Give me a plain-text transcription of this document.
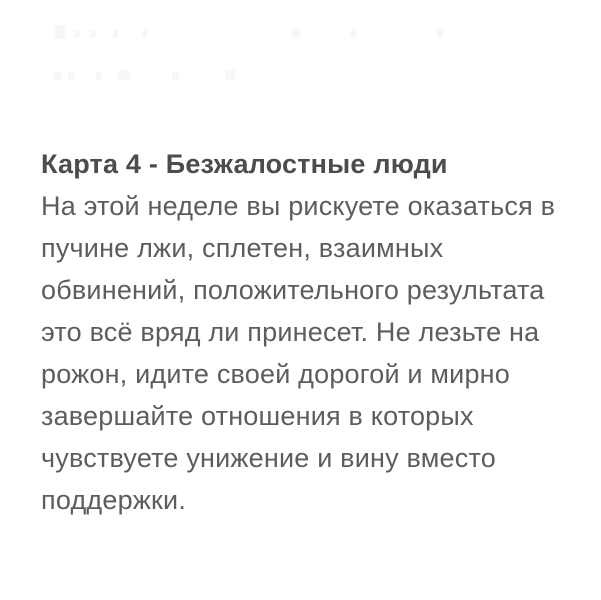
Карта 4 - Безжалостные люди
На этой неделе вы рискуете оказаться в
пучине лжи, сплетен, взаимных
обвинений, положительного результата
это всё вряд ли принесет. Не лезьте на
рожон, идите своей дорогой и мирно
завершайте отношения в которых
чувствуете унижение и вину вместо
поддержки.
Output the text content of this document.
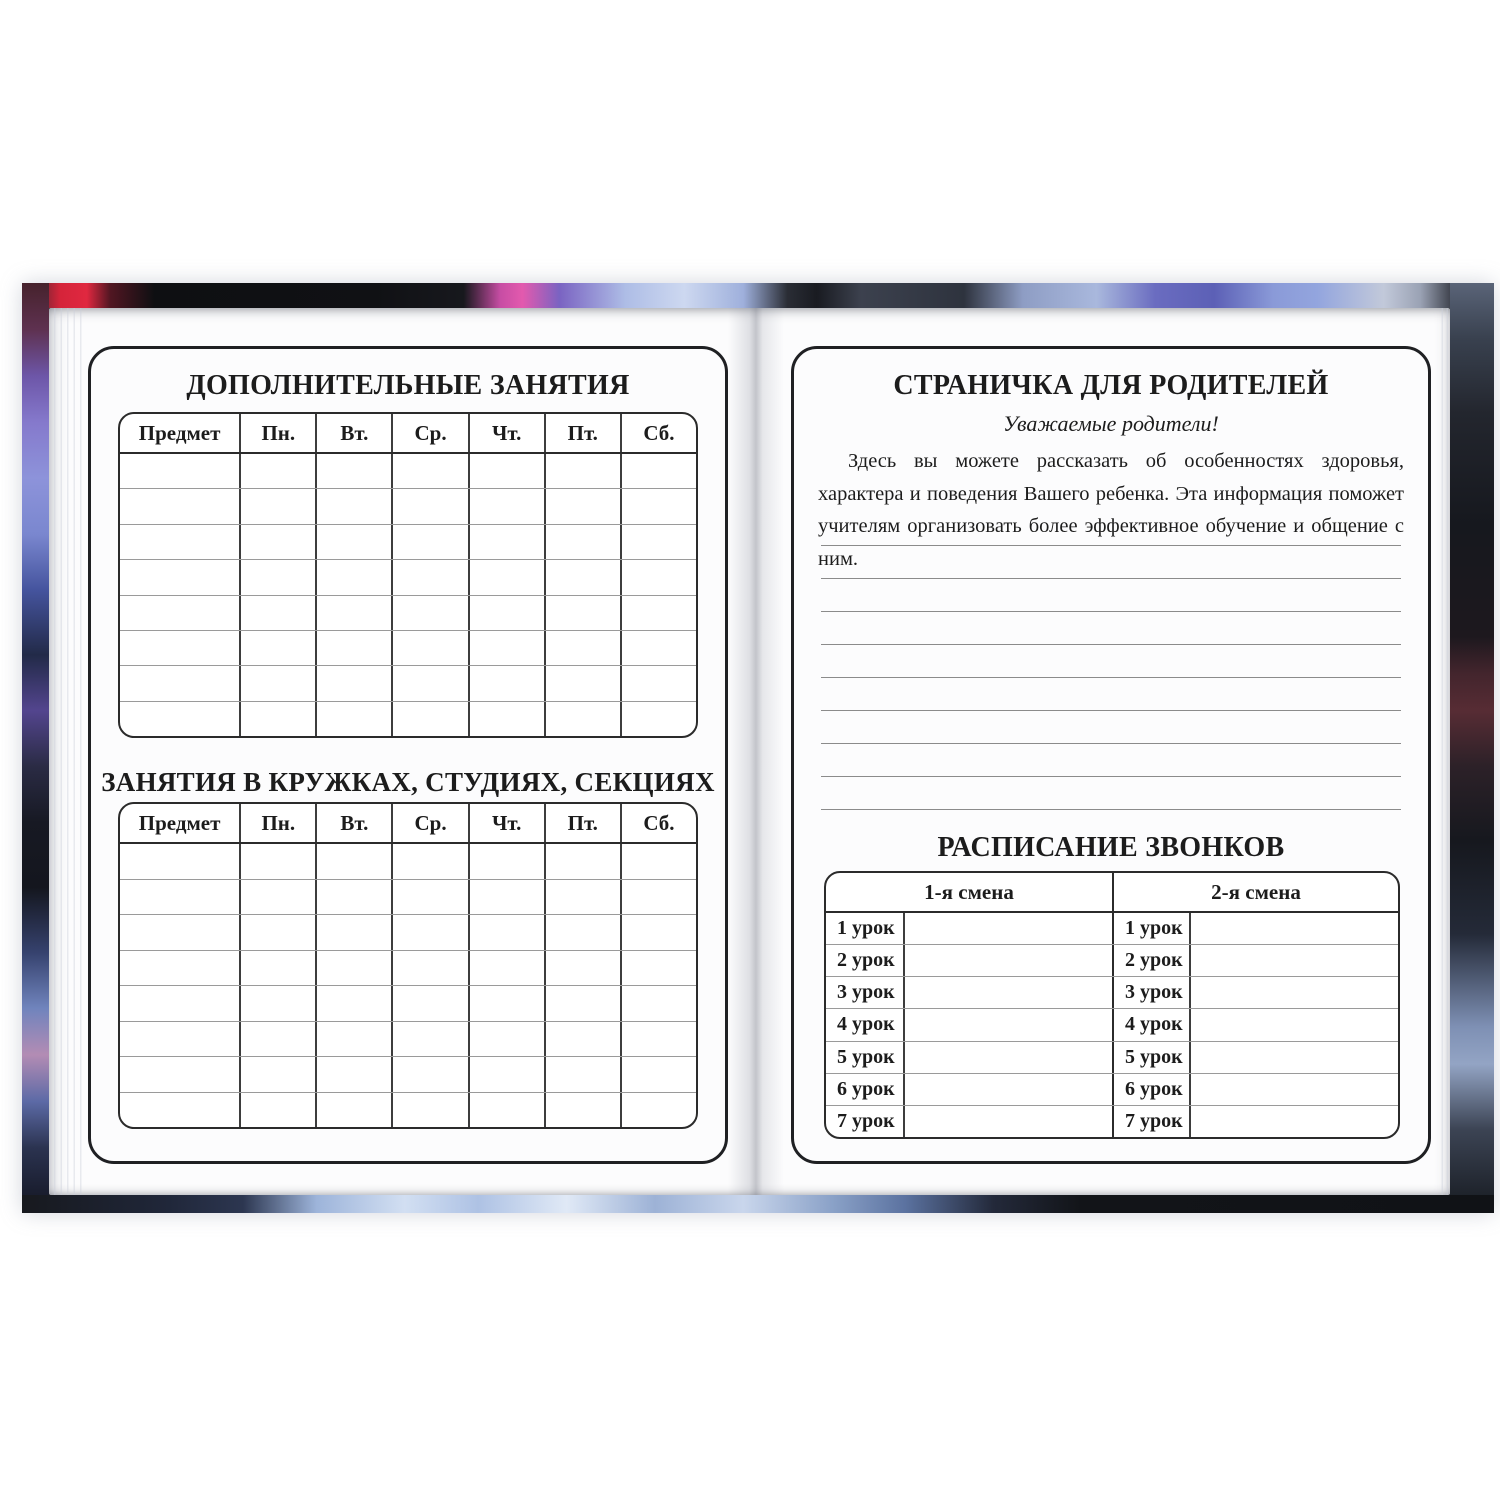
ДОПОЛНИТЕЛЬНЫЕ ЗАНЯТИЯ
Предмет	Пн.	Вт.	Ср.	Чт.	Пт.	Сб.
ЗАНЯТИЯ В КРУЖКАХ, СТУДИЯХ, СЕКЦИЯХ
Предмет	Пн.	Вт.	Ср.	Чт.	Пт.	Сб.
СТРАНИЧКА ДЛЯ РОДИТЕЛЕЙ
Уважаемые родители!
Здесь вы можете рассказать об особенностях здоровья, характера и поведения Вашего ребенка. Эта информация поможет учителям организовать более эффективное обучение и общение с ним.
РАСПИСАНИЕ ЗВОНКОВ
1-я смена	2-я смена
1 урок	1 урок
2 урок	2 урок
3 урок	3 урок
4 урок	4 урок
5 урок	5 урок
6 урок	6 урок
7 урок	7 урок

§ Aim of the exercise: How many of these lines contain "ЗАНЯТИЯ"? Write only the number.

§ Solution to the exercise: 2